■ **Goal**:
Return only this: the line with "Read this page and output its text content." and all the lines that follow it below, through the final one, exactly as they are.

■ **Data to process**:

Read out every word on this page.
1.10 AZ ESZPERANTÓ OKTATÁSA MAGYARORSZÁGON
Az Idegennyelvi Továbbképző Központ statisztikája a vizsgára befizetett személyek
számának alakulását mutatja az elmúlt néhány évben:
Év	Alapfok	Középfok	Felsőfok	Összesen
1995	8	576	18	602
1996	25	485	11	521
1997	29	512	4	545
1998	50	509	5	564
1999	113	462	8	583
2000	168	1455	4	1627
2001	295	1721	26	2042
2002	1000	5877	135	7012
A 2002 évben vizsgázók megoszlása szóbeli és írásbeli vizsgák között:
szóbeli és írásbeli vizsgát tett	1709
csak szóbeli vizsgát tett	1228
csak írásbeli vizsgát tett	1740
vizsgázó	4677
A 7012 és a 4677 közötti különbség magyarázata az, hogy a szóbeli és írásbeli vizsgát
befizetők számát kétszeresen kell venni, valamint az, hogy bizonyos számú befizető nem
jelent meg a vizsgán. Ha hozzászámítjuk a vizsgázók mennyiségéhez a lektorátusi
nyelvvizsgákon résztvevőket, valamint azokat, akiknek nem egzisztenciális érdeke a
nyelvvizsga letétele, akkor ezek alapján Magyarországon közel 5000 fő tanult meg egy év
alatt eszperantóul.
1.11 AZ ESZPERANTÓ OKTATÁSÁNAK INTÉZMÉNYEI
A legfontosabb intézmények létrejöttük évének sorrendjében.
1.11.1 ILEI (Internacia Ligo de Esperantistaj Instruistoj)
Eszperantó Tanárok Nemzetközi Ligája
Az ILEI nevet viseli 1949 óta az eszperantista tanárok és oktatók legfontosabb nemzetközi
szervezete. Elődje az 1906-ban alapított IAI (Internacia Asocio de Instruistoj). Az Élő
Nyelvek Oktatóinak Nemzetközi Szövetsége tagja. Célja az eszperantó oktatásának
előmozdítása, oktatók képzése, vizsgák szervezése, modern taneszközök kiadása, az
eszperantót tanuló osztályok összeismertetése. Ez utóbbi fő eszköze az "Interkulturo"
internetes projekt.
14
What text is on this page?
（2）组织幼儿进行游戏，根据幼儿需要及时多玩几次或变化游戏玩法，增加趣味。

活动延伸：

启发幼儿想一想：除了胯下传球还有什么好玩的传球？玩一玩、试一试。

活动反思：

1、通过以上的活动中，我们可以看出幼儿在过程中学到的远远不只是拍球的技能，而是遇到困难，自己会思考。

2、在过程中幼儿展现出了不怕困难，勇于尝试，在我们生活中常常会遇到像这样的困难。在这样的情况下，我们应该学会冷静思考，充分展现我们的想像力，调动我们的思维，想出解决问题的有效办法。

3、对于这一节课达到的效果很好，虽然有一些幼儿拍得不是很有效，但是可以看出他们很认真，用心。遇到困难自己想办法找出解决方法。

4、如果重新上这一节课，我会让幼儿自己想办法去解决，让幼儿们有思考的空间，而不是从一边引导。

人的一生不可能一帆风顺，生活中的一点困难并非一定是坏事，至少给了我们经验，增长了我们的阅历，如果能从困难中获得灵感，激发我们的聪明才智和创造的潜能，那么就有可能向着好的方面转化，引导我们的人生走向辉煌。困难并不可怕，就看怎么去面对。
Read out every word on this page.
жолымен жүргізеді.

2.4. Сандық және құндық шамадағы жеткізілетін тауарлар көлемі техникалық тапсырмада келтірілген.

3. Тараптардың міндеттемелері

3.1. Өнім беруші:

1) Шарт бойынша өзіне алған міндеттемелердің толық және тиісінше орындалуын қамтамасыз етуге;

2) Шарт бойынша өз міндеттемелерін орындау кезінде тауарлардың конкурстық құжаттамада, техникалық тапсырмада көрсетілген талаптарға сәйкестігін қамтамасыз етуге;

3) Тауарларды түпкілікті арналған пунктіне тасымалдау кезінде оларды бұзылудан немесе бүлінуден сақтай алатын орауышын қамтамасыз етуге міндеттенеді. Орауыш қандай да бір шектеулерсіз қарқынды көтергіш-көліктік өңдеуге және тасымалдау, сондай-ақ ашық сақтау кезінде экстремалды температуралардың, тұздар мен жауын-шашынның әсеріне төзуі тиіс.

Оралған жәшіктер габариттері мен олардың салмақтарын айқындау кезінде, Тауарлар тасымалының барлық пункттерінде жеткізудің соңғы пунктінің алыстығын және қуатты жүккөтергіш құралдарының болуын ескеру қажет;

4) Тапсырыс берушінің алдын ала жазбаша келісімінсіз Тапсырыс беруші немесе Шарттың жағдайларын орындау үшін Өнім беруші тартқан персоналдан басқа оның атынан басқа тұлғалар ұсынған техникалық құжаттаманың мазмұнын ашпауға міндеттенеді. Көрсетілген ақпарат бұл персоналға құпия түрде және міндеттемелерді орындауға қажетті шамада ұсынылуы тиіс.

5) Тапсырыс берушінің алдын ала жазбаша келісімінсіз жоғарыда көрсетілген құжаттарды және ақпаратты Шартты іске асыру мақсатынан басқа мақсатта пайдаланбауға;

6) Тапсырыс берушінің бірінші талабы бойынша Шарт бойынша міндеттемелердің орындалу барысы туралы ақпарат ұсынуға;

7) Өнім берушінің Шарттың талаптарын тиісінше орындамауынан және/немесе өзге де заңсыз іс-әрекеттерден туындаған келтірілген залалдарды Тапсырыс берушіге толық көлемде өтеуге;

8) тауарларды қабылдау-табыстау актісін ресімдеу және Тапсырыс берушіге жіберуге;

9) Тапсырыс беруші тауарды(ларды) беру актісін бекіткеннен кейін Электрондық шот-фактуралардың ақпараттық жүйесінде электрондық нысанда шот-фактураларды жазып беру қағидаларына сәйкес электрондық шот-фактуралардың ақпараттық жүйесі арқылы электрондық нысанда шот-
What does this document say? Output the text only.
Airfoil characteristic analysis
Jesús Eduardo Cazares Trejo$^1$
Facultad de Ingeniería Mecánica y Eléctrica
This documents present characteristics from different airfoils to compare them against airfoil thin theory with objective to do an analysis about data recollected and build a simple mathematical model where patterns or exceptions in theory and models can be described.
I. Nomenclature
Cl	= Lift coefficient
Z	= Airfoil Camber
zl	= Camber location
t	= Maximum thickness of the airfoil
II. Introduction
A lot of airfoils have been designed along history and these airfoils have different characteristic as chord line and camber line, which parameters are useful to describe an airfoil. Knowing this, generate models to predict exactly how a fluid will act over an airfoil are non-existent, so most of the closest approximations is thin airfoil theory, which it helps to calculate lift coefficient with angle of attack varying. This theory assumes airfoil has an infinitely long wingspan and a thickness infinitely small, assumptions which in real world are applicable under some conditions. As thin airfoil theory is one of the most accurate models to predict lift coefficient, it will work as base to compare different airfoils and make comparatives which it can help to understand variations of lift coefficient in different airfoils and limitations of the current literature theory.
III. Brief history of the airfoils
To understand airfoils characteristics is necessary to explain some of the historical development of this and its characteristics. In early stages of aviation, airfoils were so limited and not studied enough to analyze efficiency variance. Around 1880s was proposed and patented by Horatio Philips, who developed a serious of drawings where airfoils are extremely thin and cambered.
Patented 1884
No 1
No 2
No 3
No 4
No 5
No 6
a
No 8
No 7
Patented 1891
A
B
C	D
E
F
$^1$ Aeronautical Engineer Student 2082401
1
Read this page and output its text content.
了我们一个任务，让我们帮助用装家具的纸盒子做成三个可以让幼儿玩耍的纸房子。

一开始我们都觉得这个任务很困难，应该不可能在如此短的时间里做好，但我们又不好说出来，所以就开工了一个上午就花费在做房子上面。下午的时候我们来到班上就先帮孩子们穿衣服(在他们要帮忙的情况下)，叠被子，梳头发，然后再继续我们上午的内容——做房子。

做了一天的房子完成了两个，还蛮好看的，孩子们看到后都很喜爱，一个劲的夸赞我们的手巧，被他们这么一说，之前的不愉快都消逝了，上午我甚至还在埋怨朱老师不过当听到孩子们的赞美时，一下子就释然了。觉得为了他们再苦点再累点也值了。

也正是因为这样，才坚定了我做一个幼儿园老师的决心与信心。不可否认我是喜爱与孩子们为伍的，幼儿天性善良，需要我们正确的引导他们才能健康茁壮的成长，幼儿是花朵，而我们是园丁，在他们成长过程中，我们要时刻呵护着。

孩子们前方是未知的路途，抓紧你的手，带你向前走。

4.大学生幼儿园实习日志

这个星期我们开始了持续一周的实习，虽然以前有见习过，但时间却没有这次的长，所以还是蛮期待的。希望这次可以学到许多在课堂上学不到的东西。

■ **Exercise response**:
Read this page and output its text content.
了我们一个任务，让我们帮助用装家具的纸盒子做成三个可以让幼儿玩耍的纸房子。

一开始我们都觉得这个任务很困难，应该不可能在如此短的时间里做好，但我们又不好说出来，所以就开工了一个上午就花费在做房子上面。下午的时候我们来到班上就先帮孩子们穿衣服(在他们要帮忙的情况下)，叠被子，梳头发，然后再继续我们上午的内容——做房子。

做了一天的房子完成了两个，还蛮好看的，孩子们看到后都很喜爱，一个劲的夸赞我们的手巧，被他们这么一说，之前的不愉快都消逝了，上午我甚至还在埋怨朱老师不过当听到孩子们的赞美时，一下子就释然了。觉得为了他们再苦点再累点也值了。

也正是因为这样，才坚定了我做一个幼儿园老师的决心与信心。不可否认我是喜爱与孩子们为伍的，幼儿天性善良，需要我们正确的引导他们才能健康茁壮的成长，幼儿是花朵，而我们是园丁，在他们成长过程中，我们要时刻呵护着。

孩子们前方是未知的路途，抓紧你的手，带你向前走。

4.大学生幼儿园实习日志

这个星期我们开始了持续一周的实习，虽然以前有见习过，但时间却没有这次的长，所以还是蛮期待的。希望这次可以学到许多在课堂上学不到的东西。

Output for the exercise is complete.